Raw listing
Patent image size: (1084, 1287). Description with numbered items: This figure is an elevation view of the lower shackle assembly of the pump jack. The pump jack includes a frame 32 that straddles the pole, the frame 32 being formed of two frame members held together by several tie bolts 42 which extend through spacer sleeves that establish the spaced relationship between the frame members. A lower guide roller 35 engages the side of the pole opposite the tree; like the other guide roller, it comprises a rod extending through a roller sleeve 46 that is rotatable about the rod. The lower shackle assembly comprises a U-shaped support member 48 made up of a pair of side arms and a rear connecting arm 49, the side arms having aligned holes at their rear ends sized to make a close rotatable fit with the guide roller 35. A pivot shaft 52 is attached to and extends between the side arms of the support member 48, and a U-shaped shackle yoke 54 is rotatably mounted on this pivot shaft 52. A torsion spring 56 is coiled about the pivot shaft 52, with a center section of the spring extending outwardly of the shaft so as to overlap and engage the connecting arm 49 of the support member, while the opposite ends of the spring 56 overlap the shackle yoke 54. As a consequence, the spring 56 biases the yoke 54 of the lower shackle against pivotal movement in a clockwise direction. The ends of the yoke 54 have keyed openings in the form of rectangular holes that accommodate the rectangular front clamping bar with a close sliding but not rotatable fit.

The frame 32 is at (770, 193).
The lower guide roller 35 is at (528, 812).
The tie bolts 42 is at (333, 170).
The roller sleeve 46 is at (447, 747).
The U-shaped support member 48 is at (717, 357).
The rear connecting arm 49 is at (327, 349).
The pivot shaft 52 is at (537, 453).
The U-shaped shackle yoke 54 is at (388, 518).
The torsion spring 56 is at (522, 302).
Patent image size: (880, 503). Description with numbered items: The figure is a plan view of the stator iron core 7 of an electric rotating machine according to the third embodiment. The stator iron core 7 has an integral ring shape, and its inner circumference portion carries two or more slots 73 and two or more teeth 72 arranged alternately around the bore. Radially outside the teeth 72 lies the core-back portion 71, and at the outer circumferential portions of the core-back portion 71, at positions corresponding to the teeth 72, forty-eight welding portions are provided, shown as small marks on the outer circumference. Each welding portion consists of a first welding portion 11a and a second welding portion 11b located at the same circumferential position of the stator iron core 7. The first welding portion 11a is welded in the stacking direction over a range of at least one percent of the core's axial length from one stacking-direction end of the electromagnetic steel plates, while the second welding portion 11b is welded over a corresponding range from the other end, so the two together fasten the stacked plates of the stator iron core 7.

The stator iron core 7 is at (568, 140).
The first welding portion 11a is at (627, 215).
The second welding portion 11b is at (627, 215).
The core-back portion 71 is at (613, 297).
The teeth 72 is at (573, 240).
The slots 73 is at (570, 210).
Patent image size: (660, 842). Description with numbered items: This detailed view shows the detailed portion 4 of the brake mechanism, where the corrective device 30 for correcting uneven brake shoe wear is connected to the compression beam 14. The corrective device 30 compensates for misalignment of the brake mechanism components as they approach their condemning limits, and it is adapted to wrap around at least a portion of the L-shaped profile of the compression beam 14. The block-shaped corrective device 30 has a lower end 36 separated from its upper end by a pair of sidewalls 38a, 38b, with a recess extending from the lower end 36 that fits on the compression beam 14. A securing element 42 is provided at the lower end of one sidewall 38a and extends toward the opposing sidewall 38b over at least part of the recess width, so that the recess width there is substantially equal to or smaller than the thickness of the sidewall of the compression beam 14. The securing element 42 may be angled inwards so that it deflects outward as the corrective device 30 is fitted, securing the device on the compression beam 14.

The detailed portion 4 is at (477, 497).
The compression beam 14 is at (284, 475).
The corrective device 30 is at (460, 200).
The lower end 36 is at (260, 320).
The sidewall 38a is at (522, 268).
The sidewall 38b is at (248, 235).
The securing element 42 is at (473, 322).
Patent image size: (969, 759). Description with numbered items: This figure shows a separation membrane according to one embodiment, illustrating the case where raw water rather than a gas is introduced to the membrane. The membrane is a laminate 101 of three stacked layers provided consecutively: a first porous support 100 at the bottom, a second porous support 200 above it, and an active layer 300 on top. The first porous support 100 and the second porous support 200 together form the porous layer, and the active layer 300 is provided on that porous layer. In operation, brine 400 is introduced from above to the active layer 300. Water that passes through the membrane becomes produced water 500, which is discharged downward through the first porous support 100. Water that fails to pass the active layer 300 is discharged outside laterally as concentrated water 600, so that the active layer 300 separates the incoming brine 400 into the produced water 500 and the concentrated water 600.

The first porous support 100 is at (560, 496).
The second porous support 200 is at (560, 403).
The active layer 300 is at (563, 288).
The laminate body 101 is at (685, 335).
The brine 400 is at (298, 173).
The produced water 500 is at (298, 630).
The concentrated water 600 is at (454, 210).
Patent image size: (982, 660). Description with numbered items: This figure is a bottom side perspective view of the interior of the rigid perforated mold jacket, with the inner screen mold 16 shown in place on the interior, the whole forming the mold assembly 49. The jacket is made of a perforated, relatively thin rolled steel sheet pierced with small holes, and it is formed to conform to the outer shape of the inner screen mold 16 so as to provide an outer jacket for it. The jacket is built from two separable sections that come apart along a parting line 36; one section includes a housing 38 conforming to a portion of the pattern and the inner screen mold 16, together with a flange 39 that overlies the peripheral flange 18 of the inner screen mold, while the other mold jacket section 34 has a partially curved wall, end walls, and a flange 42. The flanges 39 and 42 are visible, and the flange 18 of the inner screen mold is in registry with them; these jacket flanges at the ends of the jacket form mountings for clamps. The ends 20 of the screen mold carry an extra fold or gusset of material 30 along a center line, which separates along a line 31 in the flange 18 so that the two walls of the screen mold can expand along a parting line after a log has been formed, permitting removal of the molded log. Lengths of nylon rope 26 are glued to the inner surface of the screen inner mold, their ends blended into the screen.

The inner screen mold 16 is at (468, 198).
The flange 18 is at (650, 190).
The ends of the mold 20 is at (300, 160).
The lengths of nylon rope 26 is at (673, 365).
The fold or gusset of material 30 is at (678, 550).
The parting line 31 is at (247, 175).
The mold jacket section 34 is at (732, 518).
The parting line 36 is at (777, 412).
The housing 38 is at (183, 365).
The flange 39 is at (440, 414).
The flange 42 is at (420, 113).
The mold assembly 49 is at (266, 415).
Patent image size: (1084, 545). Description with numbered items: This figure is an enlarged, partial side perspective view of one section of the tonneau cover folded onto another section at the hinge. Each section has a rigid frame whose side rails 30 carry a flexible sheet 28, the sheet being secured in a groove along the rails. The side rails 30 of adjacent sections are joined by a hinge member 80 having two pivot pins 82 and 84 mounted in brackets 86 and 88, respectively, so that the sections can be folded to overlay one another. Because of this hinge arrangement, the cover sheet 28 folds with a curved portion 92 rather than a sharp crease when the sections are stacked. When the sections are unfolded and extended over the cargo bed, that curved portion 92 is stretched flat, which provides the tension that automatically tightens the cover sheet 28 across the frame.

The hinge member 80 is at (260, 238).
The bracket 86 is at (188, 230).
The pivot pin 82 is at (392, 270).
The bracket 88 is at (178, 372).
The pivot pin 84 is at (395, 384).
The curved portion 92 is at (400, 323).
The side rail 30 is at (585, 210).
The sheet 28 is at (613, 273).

* _Stated goal_: Reproduce verbatim the lines of the listing starting at the line containing "Patent image size: (880, 503)." and ending at the line containing "The slots 73 is at (570, 210).", both included.

* _Task result_:
Patent image size: (880, 503). Description with numbered items: The figure is a plan view of the stator iron core 7 of an electric rotating machine according to the third embodiment. The stator iron core 7 has an integral ring shape, and its inner circumference portion carries two or more slots 73 and two or more teeth 72 arranged alternately around the bore. Radially outside the teeth 72 lies the core-back portion 71, and at the outer circumferential portions of the core-back portion 71, at positions corresponding to the teeth 72, forty-eight welding portions are provided, shown as small marks on the outer circumference. Each welding portion consists of a first welding portion 11a and a second welding portion 11b located at the same circumferential position of the stator iron core 7. The first welding portion 11a is welded in the stacking direction over a range of at least one percent of the core's axial length from one stacking-direction end of the electromagnetic steel plates, while the second welding portion 11b is welded over a corresponding range from the other end, so the two together fasten the stacked plates of the stator iron core 7.

The stator iron core 7 is at (568, 140).
The first welding portion 11a is at (627, 215).
The second welding portion 11b is at (627, 215).
The core-back portion 71 is at (613, 297).
The teeth 72 is at (573, 240).
The slots 73 is at (570, 210).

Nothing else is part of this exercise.